++++ Input records

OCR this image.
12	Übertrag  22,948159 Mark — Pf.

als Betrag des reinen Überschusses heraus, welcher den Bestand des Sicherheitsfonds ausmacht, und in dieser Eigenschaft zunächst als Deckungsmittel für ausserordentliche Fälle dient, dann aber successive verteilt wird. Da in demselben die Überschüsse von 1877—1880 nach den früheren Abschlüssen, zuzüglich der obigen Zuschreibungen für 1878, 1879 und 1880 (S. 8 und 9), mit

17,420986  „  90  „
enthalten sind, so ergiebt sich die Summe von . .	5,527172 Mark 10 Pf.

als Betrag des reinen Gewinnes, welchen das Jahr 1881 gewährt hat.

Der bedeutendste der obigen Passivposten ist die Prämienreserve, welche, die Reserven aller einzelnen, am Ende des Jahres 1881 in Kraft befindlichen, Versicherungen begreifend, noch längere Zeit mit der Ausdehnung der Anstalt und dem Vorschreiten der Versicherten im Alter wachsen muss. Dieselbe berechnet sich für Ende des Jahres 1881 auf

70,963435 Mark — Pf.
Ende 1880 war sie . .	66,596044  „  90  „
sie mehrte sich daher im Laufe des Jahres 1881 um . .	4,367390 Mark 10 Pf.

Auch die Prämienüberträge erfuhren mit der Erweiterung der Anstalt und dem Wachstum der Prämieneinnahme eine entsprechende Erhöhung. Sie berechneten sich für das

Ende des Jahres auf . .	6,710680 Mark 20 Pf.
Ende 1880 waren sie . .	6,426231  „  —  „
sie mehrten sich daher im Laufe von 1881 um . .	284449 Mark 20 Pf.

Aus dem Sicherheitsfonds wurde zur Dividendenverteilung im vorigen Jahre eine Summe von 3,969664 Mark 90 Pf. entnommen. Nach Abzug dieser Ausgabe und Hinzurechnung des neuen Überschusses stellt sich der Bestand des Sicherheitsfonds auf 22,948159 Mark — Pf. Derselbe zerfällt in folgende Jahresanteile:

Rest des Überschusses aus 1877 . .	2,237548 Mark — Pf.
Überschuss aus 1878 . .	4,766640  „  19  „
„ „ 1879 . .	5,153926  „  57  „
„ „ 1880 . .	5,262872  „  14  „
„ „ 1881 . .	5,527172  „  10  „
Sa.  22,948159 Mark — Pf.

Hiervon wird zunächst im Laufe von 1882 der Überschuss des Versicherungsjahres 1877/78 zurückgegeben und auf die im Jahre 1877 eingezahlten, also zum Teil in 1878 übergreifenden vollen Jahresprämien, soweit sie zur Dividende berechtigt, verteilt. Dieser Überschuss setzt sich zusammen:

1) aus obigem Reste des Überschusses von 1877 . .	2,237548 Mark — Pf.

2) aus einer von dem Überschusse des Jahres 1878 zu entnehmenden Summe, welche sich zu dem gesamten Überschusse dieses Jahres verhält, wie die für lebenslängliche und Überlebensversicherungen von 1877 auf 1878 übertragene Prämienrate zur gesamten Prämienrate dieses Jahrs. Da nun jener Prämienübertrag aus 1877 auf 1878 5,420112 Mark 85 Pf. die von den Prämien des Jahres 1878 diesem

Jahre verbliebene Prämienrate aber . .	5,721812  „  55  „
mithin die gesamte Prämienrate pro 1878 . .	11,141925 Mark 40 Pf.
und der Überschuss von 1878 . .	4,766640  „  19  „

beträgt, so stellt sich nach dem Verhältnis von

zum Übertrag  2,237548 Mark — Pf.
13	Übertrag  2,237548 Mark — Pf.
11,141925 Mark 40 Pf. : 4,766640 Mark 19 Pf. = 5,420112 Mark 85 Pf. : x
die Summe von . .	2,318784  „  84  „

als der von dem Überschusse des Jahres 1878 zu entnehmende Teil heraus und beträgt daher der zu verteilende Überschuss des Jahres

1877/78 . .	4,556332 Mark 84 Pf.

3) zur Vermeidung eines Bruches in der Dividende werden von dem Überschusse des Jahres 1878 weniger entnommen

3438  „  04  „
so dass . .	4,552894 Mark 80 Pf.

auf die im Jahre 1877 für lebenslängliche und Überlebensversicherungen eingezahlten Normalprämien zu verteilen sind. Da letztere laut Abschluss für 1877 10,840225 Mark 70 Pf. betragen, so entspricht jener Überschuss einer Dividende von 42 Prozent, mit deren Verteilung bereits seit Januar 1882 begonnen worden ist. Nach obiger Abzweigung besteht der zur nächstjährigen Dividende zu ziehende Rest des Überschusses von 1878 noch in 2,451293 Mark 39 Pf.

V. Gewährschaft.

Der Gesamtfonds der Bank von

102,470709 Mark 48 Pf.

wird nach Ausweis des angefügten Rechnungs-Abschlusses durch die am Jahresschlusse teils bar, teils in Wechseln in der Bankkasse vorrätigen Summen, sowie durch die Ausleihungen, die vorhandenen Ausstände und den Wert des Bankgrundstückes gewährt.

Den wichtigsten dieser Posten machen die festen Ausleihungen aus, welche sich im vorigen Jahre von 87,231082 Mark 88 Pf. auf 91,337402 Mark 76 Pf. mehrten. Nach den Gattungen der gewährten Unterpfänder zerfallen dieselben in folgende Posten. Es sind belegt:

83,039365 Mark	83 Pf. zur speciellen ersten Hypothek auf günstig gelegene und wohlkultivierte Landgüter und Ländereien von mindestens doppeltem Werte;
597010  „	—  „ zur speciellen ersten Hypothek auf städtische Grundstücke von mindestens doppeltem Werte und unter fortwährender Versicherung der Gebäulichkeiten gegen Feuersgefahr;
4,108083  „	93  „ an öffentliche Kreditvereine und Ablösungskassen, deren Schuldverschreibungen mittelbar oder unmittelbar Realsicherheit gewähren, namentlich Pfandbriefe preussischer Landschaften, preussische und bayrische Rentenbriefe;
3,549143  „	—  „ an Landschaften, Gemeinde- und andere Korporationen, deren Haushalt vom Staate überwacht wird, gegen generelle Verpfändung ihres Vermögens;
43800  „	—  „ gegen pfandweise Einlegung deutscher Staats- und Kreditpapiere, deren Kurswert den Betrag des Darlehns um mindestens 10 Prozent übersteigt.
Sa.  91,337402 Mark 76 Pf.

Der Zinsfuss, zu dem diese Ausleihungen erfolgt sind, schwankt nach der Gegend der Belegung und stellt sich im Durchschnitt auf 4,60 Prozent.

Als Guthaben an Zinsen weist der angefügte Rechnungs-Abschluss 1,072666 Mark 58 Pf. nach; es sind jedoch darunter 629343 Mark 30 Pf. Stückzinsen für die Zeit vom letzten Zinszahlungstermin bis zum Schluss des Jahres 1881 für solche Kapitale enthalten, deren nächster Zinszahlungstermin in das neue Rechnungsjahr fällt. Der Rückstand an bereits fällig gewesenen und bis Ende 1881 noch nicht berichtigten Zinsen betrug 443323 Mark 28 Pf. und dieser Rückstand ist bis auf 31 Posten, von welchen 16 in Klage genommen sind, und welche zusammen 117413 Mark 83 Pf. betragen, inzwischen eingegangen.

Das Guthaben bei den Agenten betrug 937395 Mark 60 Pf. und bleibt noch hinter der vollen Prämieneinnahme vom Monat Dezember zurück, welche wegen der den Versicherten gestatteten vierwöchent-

++++++++

* **Problem**: When a line in the listing has the word "sind", return that line.

* **Answer below**:
enthalten sind, so ergiebt sich die Summe von . .	5,527172 Mark 10 Pf.
auf die im Jahre 1877 für lebenslängliche und Überlebensversicherungen eingezahlten Normalprämien zu verteilen sind. Da letztere laut Abschluss für 1877 10,840225 Mark 70 Pf. betragen, so entspricht jener Überschuss einer Dividende von 42 Prozent, mit deren Verteilung bereits seit Januar 1882 begonnen worden ist. Nach obiger Abzweigung besteht der zur nächstjährigen Dividende zu ziehende Rest des Überschusses von 1878 noch in 2,451293 Mark 39 Pf.
Den wichtigsten dieser Posten machen die festen Ausleihungen aus, welche sich im vorigen Jahre von 87,231082 Mark 88 Pf. auf 91,337402 Mark 76 Pf. mehrten. Nach den Gattungen der gewährten Unterpfänder zerfallen dieselben in folgende Posten. Es sind belegt:
Der Zinsfuss, zu dem diese Ausleihungen erfolgt sind, schwankt nach der Gegend der Belegung und stellt sich im Durchschnitt auf 4,60 Prozent.
Als Guthaben an Zinsen weist der angefügte Rechnungs-Abschluss 1,072666 Mark 58 Pf. nach; es sind jedoch darunter 629343 Mark 30 Pf. Stückzinsen für die Zeit vom letzten Zinszahlungstermin bis zum Schluss des Jahres 1881 für solche Kapitale enthalten, deren nächster Zinszahlungstermin in das neue Rechnungsjahr fällt. Der Rückstand an bereits fällig gewesenen und bis Ende 1881 noch nicht berichtigten Zinsen betrug 443323 Mark 28 Pf. und dieser Rückstand ist bis auf 31 Posten, von welchen 16 in Klage genommen sind, und welche zusammen 117413 Mark 83 Pf. betragen, inzwischen eingegangen.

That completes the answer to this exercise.